### Instructions for the task
Transcribe word for word each line from the one containing "Read out every word on this page." to the final line of the data, both included. Skip the pictures.

[start of Data supplied]

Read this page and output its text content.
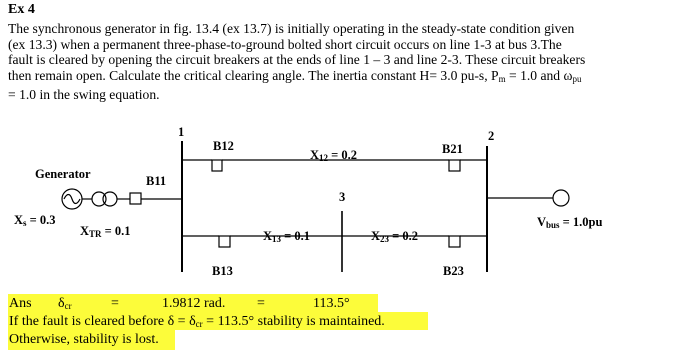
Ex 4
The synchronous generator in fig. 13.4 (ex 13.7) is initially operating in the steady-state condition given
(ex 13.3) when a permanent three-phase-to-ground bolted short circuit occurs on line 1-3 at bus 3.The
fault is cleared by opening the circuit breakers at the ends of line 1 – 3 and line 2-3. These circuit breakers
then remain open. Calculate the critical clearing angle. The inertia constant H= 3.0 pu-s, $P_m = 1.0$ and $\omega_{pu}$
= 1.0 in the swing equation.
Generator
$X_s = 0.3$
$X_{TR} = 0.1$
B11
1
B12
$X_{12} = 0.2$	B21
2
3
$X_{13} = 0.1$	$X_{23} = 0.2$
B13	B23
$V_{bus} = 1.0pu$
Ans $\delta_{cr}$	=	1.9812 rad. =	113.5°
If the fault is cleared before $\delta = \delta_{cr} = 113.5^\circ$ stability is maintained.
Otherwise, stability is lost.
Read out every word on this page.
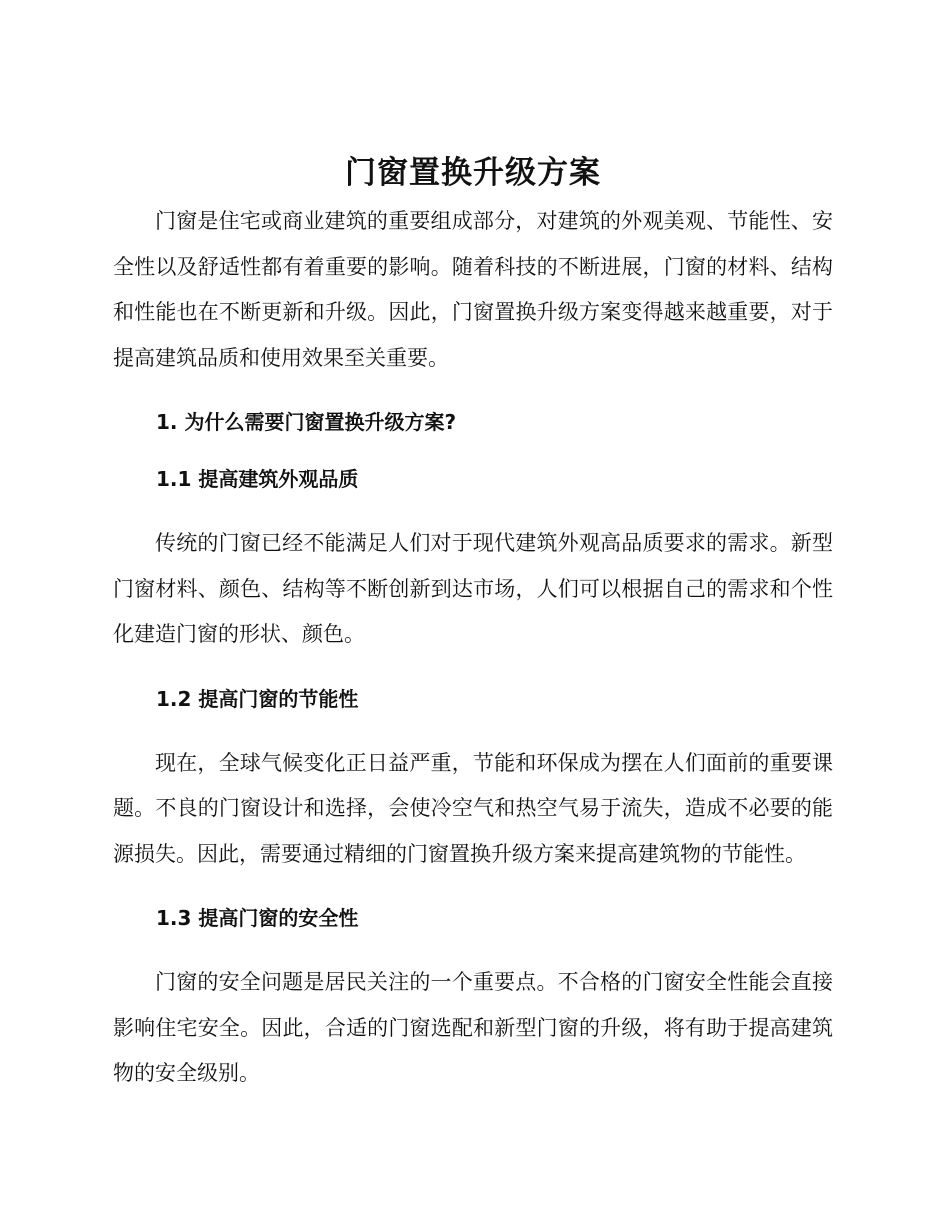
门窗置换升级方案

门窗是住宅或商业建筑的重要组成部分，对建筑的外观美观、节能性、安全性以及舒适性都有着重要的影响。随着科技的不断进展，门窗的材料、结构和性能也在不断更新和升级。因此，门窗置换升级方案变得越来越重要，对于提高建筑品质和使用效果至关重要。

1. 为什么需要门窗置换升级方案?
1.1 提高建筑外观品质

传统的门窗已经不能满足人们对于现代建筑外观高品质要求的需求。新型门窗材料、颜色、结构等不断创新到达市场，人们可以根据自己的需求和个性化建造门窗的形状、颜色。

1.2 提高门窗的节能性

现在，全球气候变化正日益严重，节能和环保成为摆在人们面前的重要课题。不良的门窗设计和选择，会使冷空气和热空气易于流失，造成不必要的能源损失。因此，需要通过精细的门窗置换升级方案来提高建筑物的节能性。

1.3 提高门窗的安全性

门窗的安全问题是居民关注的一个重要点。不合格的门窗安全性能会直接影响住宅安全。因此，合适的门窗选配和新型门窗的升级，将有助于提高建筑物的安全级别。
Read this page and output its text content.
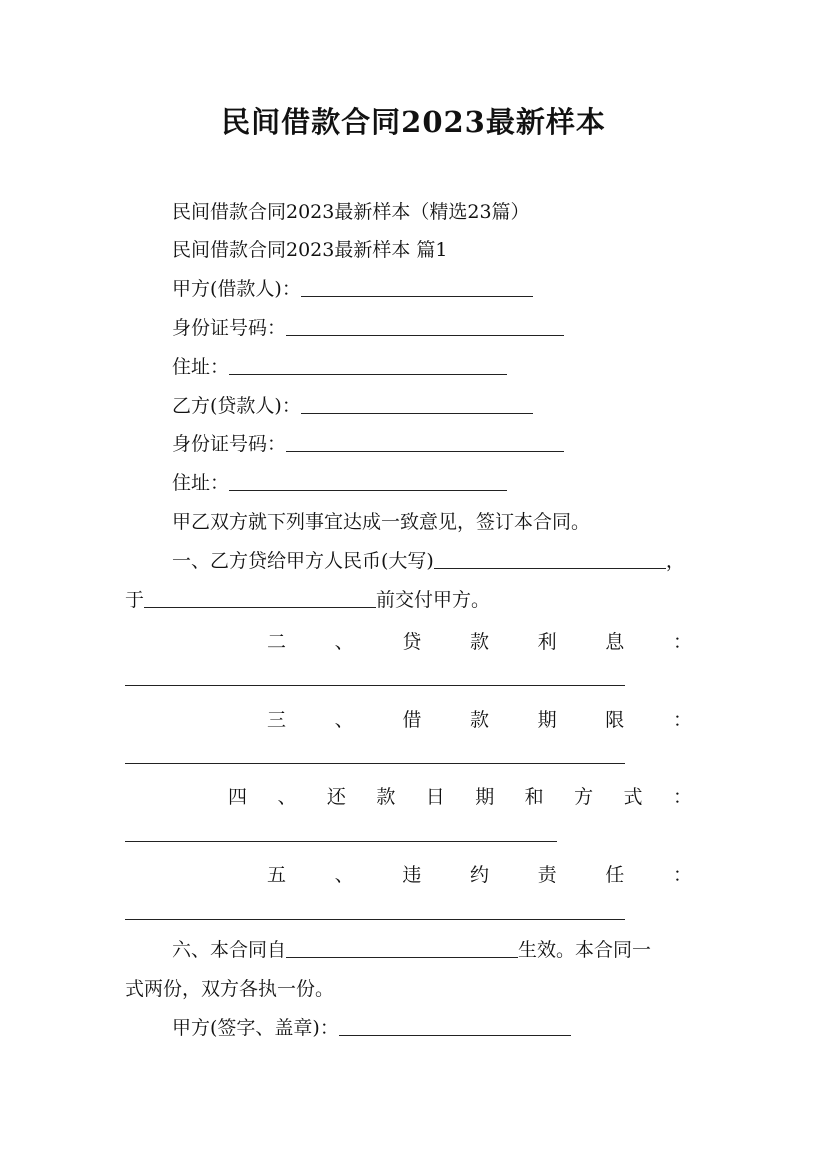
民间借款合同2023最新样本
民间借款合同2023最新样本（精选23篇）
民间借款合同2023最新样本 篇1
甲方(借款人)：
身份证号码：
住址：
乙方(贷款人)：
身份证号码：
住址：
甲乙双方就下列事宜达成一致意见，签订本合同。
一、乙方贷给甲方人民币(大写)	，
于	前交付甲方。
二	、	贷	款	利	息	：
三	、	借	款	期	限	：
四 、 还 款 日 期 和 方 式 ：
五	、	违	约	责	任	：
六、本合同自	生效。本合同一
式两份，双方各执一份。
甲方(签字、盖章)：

[end of Data supplied]

### Output for this exercise
Read out every word on this page.
门窗置换升级方案

门窗是住宅或商业建筑的重要组成部分，对建筑的外观美观、节能性、安全性以及舒适性都有着重要的影响。随着科技的不断进展，门窗的材料、结构和性能也在不断更新和升级。因此，门窗置换升级方案变得越来越重要，对于提高建筑品质和使用效果至关重要。

1. 为什么需要门窗置换升级方案?
1.1 提高建筑外观品质

传统的门窗已经不能满足人们对于现代建筑外观高品质要求的需求。新型门窗材料、颜色、结构等不断创新到达市场，人们可以根据自己的需求和个性化建造门窗的形状、颜色。

1.2 提高门窗的节能性

现在，全球气候变化正日益严重，节能和环保成为摆在人们面前的重要课题。不良的门窗设计和选择，会使冷空气和热空气易于流失，造成不必要的能源损失。因此，需要通过精细的门窗置换升级方案来提高建筑物的节能性。

1.3 提高门窗的安全性

门窗的安全问题是居民关注的一个重要点。不合格的门窗安全性能会直接影响住宅安全。因此，合适的门窗选配和新型门窗的升级，将有助于提高建筑物的安全级别。
Read this page and output its text content.
民间借款合同2023最新样本
民间借款合同2023最新样本（精选23篇）
民间借款合同2023最新样本 篇1
甲方(借款人)：
身份证号码：
住址：
乙方(贷款人)：
身份证号码：
住址：
甲乙双方就下列事宜达成一致意见，签订本合同。
一、乙方贷给甲方人民币(大写)	，
于	前交付甲方。
二	、	贷	款	利	息	：
三	、	借	款	期	限	：
四 、 还 款 日 期 和 方 式 ：
五	、	违	约	责	任	：
六、本合同自	生效。本合同一
式两份，双方各执一份。
甲方(签字、盖章)：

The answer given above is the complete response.